TASKS →
1. Summarize the bullet journal guide in two sentences.
2. Print the bullet journal guide between "A bullet journal is a" and "in every way.", inclusive.
3. Continue the bullet journal guide from the point where it stops.

TEXT EXCERPT →
-- begin --

How To Get Started Making Your Own Bullet Journal
If you’re a lover of all things organized, then you’ve probably already heard about the bullet journal. And if you haven’t, do I have some great news for you. A bullet journal allows you to create your own journal and customize it just for you.
Ready to learn how to make your bullet journal? Let’s get started.
What Is a Bullet Journal?
How many planners have you had that didn’t quite fit your life or schedule? Most of us who use planners have to tweak them to make them work for our lives.
And that’s the magic behind bullet journals.
A bullet journal is a planner that you create for yourself. It perfectly aligns with your needs because only you know what your planner should look like. It doesn't just help you plan, either -- a bullet journal helps you keep track of your past, schedule the now, and plan for the future.
In other words, it a traditional planner on steroids!
Here's a good video that explains the concept:
Here’s the best thing: It doesn’t have to cost a fortune to make a bullet journal. In fact, you can do it for under $10.
How to Get Started with a Bullet Journal
Before you start making your bullet journal, there are a few things you should know. After all, you’ll go from using a store-bought journal that isn’t exactly right for your life to one that is perfect in every way.
However, change is change. And to make this one successful, think about the following habits you should adopt.
Not so fast
Have you ever gone back to read your handwriting when you’d written it in a hurry? If you’re like me, it’s almost indecipherable. The point of making a bullet journal is to organize your life in a way that makes sense for you.
And if you can’t read it, that kind of defeats the purpose.
So, slow down. Write neatly in your bullet journal, so all the work you put into organizing your days and weeks won’t be lost in translation.

-- end --

DATA PROVIDED →
-- begin --

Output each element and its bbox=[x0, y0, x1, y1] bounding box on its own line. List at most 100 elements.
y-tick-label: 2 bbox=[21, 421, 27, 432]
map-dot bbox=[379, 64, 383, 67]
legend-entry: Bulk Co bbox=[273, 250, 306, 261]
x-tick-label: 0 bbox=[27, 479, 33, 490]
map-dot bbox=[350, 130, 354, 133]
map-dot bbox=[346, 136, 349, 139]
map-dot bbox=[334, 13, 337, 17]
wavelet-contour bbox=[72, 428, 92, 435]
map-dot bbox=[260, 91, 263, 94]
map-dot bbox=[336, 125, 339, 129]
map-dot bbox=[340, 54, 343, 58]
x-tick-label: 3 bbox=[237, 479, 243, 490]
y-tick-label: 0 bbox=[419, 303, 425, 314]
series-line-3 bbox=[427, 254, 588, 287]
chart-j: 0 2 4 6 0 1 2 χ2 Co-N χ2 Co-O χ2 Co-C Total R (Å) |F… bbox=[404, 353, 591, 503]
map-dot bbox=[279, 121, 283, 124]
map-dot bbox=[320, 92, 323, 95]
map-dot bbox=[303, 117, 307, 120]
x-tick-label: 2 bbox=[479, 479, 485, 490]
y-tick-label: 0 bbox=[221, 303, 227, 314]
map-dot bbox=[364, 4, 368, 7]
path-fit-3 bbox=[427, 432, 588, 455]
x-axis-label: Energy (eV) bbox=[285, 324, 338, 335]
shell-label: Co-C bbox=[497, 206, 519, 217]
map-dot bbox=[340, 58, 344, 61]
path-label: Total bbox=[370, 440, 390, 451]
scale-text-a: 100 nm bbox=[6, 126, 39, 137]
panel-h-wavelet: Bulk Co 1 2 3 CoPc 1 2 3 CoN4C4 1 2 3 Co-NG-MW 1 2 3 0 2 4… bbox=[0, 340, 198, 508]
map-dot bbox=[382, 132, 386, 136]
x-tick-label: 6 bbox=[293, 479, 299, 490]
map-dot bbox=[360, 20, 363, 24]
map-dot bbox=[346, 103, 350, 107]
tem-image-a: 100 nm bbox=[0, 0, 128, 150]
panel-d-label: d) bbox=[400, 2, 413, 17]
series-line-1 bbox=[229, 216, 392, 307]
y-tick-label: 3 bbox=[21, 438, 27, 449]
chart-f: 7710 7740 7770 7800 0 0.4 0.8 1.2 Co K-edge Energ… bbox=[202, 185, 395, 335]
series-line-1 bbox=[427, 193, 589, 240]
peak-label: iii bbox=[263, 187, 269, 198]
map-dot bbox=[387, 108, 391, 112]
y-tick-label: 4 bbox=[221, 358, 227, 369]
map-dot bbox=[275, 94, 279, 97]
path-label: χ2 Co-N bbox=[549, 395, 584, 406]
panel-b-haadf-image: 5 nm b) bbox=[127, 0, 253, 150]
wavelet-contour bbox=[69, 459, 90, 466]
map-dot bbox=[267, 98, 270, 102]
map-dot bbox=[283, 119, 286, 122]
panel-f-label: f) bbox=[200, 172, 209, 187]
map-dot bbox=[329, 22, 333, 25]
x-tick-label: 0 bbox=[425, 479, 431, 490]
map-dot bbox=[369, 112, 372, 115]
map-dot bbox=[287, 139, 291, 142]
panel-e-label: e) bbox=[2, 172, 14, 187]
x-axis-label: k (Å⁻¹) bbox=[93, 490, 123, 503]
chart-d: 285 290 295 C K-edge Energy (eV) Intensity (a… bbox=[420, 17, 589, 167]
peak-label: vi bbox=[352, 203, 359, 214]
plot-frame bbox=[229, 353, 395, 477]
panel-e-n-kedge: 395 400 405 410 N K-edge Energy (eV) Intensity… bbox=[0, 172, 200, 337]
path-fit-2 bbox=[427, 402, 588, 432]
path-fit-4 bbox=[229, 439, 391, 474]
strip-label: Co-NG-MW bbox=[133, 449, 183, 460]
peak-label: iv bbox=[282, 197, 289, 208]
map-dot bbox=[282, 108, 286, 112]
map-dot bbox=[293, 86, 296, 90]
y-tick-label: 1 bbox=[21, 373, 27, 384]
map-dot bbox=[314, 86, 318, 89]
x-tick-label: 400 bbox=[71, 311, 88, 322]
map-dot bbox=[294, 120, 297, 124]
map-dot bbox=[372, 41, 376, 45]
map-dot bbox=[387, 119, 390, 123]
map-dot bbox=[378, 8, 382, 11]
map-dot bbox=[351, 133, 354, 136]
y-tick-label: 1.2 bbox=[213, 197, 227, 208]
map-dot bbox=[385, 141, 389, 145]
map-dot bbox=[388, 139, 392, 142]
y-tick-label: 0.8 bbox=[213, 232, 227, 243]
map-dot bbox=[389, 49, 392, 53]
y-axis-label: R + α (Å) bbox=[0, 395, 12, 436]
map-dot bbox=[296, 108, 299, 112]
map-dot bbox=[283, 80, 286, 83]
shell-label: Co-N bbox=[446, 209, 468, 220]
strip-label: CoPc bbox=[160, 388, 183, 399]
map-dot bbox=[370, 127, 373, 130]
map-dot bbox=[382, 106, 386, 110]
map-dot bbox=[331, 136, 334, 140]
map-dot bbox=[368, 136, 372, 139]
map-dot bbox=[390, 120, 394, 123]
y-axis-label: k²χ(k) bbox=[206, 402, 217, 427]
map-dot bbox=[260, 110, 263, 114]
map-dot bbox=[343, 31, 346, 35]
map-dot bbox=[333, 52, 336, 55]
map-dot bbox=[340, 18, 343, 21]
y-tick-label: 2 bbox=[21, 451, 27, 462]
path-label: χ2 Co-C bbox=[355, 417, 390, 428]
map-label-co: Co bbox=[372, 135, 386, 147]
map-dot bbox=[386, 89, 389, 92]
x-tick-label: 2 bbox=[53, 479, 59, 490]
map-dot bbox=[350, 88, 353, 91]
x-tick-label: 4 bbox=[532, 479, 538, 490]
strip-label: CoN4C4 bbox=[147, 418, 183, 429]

-- end --

SOLVED PROBLEMS →
1. A bullet journal is a planner you create for yourself, so it fits your needs and helps you keep track of your past, schedule the now, and plan for the future, all for under $10. Before starting one, you should adopt a few habits, such as slowing down and writing neatly so you can read what you have organized.

2.
A bullet journal is a planner that you create for yourself. It perfectly aligns with your needs because only you know what your planner should look like. It doesn't just help you plan, either -- a bullet journal helps you keep track of your past, schedule the now, and plan for the future.
In other words, it a traditional planner on steroids!
Here's a good video that explains the concept:
Here’s the best thing: It doesn’t have to cost a fortune to make a bullet journal. In fact, you can do it for under $10.
How to Get Started with a Bullet Journal
Before you start making your bullet journal, there are a few things you should know. After all, you’ll go from using a store-bought journal that isn’t exactly right for your life to one that is perfect in every way.

3.
You’ll probably flip
You will need to create an index when making a bullet journal, but many users say they often flip through the book instead referring to the index every time they want to find something. And that’s why you use larger writing and bolding. For instance, bold your headlines so you can easily find them as you flip through your bullet journal.
Seven is the number of perfection
People set up their bullet journal schedules differently, but some swear by using a weekly task list. Write the week’s dates across the top of the page and then include everything you need to do that week. You can then move all of the tasks to your monthly calendar view.
Don’t hide it
As the days go by, you’ll hear funny jokes, important things to remember, or even quotes you want to remember. If you leave your bullet journal out in the open, you won’t have to track it down every time you want to add something to it.
Stickers aren’t just for kids. In fact, when you make a bullet journal, adding stickers to it can not only make it look better, but it may also improve your productivity. Imagine using little arrows and placing them beside every urgent task. Or putting a heart next to tasks that involve your family or friends.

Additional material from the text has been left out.